→ AIM
Work out how many lines of the listing hold "sách", then state only that count.

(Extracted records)
---

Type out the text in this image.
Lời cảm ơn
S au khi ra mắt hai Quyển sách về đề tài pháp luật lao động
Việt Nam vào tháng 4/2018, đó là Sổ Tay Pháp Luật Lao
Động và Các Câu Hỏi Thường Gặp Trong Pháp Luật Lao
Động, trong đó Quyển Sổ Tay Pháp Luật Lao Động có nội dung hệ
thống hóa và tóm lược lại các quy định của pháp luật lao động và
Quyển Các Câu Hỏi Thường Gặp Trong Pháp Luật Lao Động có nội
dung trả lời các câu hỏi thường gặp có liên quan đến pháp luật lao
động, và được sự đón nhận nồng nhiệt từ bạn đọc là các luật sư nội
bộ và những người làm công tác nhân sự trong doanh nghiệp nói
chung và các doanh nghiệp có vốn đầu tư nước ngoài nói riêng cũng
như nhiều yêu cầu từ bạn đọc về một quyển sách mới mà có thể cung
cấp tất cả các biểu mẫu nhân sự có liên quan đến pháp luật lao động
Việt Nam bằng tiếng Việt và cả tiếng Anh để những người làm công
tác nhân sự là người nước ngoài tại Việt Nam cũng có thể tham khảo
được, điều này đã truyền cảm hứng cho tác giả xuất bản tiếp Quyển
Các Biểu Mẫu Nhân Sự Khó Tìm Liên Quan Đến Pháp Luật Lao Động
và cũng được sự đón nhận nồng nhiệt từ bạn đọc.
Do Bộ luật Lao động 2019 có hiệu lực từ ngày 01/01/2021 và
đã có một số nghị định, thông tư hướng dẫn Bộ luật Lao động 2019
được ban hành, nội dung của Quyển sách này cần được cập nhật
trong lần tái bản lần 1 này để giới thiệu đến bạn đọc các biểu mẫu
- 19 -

---

→ TASK OUTPUT
3